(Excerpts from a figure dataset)
====
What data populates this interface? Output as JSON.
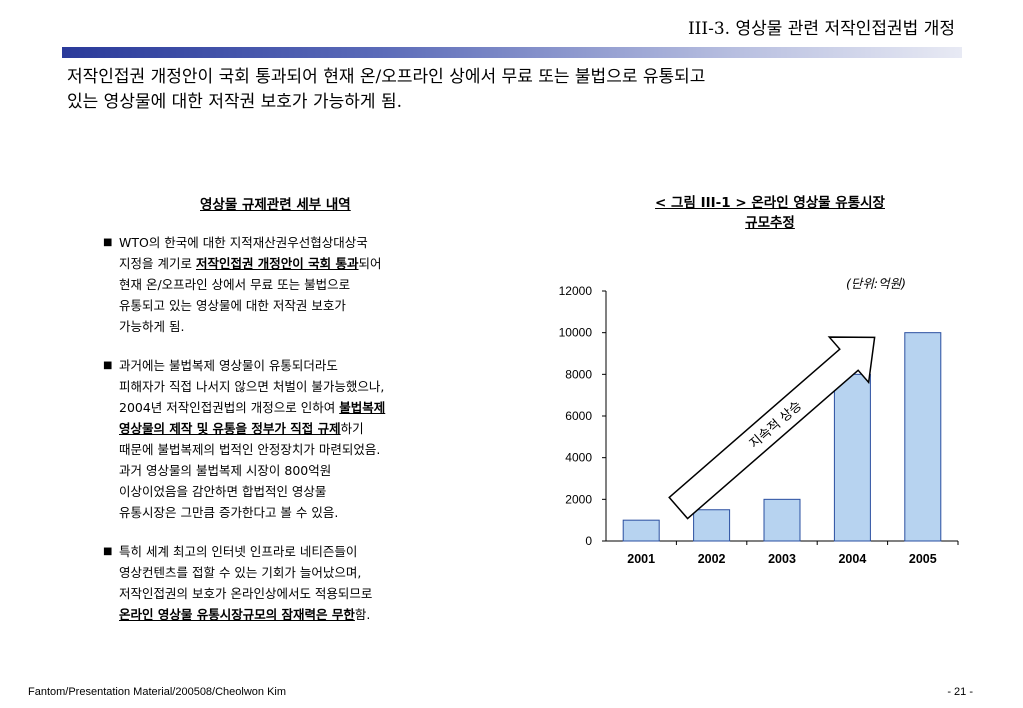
{
  "title": "III-3. 영상물 관련 저작인접권법 개정",
  "intro": [
    "저작인접권 개정안이 국회 통과되어 현재 온/오프라인 상에서 무료 또는 불법으로 유통되고",
    "있는 영상물에 대한 저작권 보호가 가능하게 됨."
  ],
  "left_heading": "영상물 규제관련 세부 내역",
  "bullets": [
    {
      "lines": [
        [
          {
            "t": "WTO의 한국에 대한 지적재산권우선협상대상국"
          }
        ],
        [
          {
            "t": "지정을 계기로 "
          },
          {
            "t": "저작인접권 개정안이 국회 통과",
            "em": true
          },
          {
            "t": "되어"
          }
        ],
        [
          {
            "t": "현재 온/오프라인 상에서 무료 또는 불법으로"
          }
        ],
        [
          {
            "t": "유통되고 있는 영상물에 대한 저작권 보호가"
          }
        ],
        [
          {
            "t": "가능하게 됨."
          }
        ]
      ]
    },
    {
      "lines": [
        [
          {
            "t": "과거에는 불법복제 영상물이 유통되더라도"
          }
        ],
        [
          {
            "t": "피해자가 직접 나서지 않으면 처벌이 불가능했으나,"
          }
        ],
        [
          {
            "t": "2004년 저작인접권법의 개정으로 인하여 "
          },
          {
            "t": "불법복제",
            "em": true
          }
        ],
        [
          {
            "t": "영상물의 제작 및 유통을 정부가 직접 규제",
            "em": true
          },
          {
            "t": "하기"
          }
        ],
        [
          {
            "t": "때문에 불법복제의 법적인 안정장치가 마련되었음."
          }
        ],
        [
          {
            "t": "과거 영상물의 불법복제 시장이 800억원"
          }
        ],
        [
          {
            "t": "이상이었음을 감안하면 합법적인 영상물"
          }
        ],
        [
          {
            "t": "유통시장은 그만큼 증가한다고 볼 수 있음."
          }
        ]
      ]
    },
    {
      "lines": [
        [
          {
            "t": "특히 세계 최고의 인터넷 인프라로 네티즌들이"
          }
        ],
        [
          {
            "t": "영상컨텐츠를 접할 수 있는 기회가 늘어났으며,"
          }
        ],
        [
          {
            "t": "저작인접권의 보호가 온라인상에서도 적용되므로"
          }
        ],
        [
          {
            "t": "온라인 영상물 유통시장규모의 잠재력은 무한",
            "em": true
          },
          {
            "t": "함."
          }
        ]
      ]
    }
  ],
  "bullet_symbol": "■",
  "figure_caption": [
    "< 그림 III-1 > 온라인 영상물 유통시장",
    "규모추정"
  ],
  "unit_label": "(단위:억원)",
  "chart_data": {
    "type": "bar",
    "categories": [
      "2001",
      "2002",
      "2003",
      "2004",
      "2005"
    ],
    "values": [
      1000,
      1500,
      2000,
      8000,
      10000
    ],
    "ylim": [
      0,
      12000
    ],
    "yticks": [
      0,
      2000,
      4000,
      6000,
      8000,
      10000,
      12000
    ],
    "title": "",
    "xlabel": "",
    "ylabel": "",
    "grid": false,
    "bar_color": "#b7d3f0",
    "bar_stroke": "#2a4fa0",
    "annotation": "지속적 상승"
  },
  "footer_left": "Fantom/Presentation Material/200508/Cheolwon Kim",
  "footer_right": "- 21 -"
}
====
Short exercise: Write out the entries above word for word. Do not include the pictures.

Result of the task:
What data populates this interface? Output as JSON.
{
  "title": "III-3. 영상물 관련 저작인접권법 개정",
  "intro": [
    "저작인접권 개정안이 국회 통과되어 현재 온/오프라인 상에서 무료 또는 불법으로 유통되고",
    "있는 영상물에 대한 저작권 보호가 가능하게 됨."
  ],
  "left_heading": "영상물 규제관련 세부 내역",
  "bullets": [
    {
      "lines": [
        [
          {
            "t": "WTO의 한국에 대한 지적재산권우선협상대상국"
          }
        ],
        [
          {
            "t": "지정을 계기로 "
          },
          {
            "t": "저작인접권 개정안이 국회 통과",
            "em": true
          },
          {
            "t": "되어"
          }
        ],
        [
          {
            "t": "현재 온/오프라인 상에서 무료 또는 불법으로"
          }
        ],
        [
          {
            "t": "유통되고 있는 영상물에 대한 저작권 보호가"
          }
        ],
        [
          {
            "t": "가능하게 됨."
          }
        ]
      ]
    },
    {
      "lines": [
        [
          {
            "t": "과거에는 불법복제 영상물이 유통되더라도"
          }
        ],
        [
          {
            "t": "피해자가 직접 나서지 않으면 처벌이 불가능했으나,"
          }
        ],
        [
          {
            "t": "2004년 저작인접권법의 개정으로 인하여 "
          },
          {
            "t": "불법복제",
            "em": true
          }
        ],
        [
          {
            "t": "영상물의 제작 및 유통을 정부가 직접 규제",
            "em": true
          },
          {
            "t": "하기"
          }
        ],
        [
          {
            "t": "때문에 불법복제의 법적인 안정장치가 마련되었음."
          }
        ],
        [
          {
            "t": "과거 영상물의 불법복제 시장이 800억원"
          }
        ],
        [
          {
            "t": "이상이었음을 감안하면 합법적인 영상물"
          }
        ],
        [
          {
            "t": "유통시장은 그만큼 증가한다고 볼 수 있음."
          }
        ]
      ]
    },
    {
      "lines": [
        [
          {
            "t": "특히 세계 최고의 인터넷 인프라로 네티즌들이"
          }
        ],
        [
          {
            "t": "영상컨텐츠를 접할 수 있는 기회가 늘어났으며,"
          }
        ],
        [
          {
            "t": "저작인접권의 보호가 온라인상에서도 적용되므로"
          }
        ],
        [
          {
            "t": "온라인 영상물 유통시장규모의 잠재력은 무한",
            "em": true
          },
          {
            "t": "함."
          }
        ]
      ]
    }
  ],
  "bullet_symbol": "■",
  "figure_caption": [
    "< 그림 III-1 > 온라인 영상물 유통시장",
    "규모추정"
  ],
  "unit_label": "(단위:억원)",
  "chart_data": {
    "type": "bar",
    "categories": [
      "2001",
      "2002",
      "2003",
      "2004",
      "2005"
    ],
    "values": [
      1000,
      1500,
      2000,
      8000,
      10000
    ],
    "ylim": [
      0,
      12000
    ],
    "yticks": [
      0,
      2000,
      4000,
      6000,
      8000,
      10000,
      12000
    ],
    "title": "",
    "xlabel": "",
    "ylabel": "",
    "grid": false,
    "bar_color": "#b7d3f0",
    "bar_stroke": "#2a4fa0",
    "annotation": "지속적 상승"
  },
  "footer_left": "Fantom/Presentation Material/200508/Cheolwon Kim",
  "footer_right": "- 21 -"
}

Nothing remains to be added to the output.